_What to produce_.
Search the data for the string "Pages" and gather each line it is in.

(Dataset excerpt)

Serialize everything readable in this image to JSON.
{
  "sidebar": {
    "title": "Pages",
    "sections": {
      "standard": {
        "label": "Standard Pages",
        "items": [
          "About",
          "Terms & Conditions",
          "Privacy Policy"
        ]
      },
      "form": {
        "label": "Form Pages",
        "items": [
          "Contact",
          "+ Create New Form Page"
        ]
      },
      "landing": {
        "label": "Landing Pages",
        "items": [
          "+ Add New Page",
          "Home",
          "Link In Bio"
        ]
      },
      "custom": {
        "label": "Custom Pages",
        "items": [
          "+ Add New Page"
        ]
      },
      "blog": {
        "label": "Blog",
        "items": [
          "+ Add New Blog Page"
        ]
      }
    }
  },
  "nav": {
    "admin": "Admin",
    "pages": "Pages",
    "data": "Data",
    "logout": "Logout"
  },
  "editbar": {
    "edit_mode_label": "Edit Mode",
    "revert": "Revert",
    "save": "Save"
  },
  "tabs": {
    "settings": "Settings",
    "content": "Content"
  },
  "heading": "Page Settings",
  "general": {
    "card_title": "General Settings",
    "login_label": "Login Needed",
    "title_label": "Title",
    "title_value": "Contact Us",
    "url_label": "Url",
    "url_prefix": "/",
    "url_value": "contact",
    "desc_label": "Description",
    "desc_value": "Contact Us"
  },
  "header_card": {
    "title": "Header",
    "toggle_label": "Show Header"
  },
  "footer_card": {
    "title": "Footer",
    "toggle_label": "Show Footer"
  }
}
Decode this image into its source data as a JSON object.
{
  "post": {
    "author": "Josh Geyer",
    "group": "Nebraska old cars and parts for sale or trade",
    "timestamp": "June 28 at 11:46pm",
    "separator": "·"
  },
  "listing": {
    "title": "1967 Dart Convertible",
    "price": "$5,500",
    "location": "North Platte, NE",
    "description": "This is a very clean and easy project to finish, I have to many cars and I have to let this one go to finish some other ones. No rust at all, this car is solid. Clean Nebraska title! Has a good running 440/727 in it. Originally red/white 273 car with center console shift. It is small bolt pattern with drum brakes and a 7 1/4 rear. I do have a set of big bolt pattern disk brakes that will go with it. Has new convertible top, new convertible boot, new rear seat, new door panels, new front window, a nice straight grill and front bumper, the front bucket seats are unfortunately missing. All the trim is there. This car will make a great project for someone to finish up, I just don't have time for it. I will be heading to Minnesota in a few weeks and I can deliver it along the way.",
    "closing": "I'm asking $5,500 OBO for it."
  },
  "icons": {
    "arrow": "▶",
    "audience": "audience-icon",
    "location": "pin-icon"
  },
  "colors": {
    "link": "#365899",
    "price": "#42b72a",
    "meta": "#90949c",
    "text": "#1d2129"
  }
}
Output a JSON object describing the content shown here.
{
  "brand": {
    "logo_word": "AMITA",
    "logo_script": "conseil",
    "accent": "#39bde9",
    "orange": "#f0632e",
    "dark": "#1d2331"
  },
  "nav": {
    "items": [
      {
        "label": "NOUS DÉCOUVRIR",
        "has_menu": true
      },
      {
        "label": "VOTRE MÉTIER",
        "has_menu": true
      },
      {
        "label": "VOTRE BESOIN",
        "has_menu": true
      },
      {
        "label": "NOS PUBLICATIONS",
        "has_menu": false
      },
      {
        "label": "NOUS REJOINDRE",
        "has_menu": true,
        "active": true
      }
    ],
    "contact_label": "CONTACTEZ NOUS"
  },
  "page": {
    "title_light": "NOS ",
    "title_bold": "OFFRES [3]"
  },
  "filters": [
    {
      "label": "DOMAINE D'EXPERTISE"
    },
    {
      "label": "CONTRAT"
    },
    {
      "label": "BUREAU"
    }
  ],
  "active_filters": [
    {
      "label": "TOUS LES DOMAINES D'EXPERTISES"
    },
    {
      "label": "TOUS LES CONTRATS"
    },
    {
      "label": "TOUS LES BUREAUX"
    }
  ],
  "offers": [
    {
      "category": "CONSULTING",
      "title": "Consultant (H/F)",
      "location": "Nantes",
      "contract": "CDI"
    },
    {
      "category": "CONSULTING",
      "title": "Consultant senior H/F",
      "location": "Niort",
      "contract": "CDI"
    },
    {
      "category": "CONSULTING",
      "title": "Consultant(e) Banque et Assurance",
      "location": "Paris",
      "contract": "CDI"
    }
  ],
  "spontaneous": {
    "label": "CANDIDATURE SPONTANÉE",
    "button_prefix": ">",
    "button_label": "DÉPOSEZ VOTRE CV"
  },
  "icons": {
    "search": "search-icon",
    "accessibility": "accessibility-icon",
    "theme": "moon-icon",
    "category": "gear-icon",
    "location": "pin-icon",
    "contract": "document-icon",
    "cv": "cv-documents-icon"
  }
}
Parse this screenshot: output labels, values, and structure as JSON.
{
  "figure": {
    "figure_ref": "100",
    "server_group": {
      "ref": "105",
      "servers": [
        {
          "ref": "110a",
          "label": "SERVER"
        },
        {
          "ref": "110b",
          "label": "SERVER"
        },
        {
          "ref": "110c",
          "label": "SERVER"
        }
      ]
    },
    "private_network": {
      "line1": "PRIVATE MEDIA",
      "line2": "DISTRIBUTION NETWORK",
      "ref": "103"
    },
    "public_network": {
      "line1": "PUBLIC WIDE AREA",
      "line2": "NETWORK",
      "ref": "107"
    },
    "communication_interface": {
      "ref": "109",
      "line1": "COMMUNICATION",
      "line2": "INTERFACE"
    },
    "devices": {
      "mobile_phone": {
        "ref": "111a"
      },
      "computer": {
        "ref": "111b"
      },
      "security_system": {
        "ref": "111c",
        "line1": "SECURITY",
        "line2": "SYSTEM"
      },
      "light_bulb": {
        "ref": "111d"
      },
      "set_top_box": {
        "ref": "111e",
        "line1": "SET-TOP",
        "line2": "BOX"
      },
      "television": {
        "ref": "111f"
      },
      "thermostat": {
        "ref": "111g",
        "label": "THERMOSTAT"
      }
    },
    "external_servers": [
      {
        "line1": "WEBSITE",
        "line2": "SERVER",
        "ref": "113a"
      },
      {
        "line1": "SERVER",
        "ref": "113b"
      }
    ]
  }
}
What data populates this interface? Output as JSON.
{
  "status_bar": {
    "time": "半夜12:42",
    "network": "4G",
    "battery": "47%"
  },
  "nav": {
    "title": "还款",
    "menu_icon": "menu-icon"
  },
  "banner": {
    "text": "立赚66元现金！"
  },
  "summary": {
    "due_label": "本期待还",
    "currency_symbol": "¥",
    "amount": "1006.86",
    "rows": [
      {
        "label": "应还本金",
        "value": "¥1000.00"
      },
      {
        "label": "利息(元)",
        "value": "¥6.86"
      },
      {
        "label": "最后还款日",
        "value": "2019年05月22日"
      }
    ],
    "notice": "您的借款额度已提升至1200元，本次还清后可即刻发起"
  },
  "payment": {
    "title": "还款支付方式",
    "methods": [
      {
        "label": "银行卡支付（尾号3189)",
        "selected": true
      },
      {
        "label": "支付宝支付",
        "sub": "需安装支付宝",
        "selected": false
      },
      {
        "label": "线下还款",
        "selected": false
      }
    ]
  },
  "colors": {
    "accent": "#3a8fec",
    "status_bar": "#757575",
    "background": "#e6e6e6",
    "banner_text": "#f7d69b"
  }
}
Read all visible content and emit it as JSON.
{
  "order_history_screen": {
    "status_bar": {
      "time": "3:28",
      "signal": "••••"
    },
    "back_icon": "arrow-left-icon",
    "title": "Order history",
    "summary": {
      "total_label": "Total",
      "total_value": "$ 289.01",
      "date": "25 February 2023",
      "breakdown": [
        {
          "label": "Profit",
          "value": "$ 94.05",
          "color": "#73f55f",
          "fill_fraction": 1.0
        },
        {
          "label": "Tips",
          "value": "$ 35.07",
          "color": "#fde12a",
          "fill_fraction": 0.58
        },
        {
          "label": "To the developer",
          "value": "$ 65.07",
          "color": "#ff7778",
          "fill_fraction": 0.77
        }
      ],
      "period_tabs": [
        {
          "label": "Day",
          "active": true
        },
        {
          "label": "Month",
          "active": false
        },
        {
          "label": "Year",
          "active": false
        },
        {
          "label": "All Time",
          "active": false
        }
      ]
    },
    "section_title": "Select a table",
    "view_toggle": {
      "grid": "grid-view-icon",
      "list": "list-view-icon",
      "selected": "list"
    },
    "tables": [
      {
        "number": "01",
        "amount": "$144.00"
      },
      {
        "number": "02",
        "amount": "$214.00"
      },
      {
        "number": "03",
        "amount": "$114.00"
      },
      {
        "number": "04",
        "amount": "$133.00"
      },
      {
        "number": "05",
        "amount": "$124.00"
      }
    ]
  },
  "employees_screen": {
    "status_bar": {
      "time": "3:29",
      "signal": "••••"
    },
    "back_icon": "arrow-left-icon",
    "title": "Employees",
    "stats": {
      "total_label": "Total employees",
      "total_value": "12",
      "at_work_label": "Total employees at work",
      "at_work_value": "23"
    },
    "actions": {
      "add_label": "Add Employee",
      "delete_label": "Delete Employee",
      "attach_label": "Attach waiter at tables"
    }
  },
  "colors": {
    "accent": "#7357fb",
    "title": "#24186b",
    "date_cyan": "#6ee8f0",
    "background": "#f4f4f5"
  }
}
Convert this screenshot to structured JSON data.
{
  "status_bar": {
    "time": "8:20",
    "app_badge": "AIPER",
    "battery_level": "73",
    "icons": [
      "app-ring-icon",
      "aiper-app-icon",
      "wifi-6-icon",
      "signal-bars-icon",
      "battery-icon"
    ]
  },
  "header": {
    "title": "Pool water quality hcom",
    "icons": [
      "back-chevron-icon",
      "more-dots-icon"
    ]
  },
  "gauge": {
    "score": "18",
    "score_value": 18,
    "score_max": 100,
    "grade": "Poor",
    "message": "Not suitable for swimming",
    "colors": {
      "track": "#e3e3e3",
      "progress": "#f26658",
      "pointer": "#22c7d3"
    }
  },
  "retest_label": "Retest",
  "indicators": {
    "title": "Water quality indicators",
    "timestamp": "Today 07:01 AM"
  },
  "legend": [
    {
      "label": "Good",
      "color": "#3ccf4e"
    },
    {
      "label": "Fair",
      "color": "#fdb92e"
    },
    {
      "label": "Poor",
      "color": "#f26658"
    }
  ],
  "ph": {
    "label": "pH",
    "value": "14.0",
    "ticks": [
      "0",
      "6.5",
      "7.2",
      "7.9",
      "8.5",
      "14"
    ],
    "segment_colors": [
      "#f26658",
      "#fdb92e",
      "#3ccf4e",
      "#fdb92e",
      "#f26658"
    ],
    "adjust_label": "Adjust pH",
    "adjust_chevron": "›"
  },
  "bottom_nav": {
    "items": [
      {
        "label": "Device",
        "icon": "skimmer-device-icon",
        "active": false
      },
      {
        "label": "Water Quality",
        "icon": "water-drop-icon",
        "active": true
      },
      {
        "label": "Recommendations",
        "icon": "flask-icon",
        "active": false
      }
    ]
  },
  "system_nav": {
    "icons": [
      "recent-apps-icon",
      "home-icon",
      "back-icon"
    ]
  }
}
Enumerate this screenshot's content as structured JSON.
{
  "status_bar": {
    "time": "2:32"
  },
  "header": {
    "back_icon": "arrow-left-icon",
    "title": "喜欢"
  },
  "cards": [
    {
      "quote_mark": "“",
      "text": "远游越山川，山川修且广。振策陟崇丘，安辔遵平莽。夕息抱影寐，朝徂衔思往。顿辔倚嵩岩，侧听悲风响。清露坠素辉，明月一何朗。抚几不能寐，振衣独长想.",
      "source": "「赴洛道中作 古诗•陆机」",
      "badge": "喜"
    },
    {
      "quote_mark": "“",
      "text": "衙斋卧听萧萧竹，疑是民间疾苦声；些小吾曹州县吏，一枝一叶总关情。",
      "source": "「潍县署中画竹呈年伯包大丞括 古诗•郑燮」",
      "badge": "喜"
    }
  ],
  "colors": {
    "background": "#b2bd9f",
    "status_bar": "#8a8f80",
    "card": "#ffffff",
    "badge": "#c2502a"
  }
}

_Finished task_.
    "title": "Pages",
        "label": "Standard Pages",
        "label": "Form Pages",
        "label": "Landing Pages",
        "label": "Custom Pages",
    "pages": "Pages",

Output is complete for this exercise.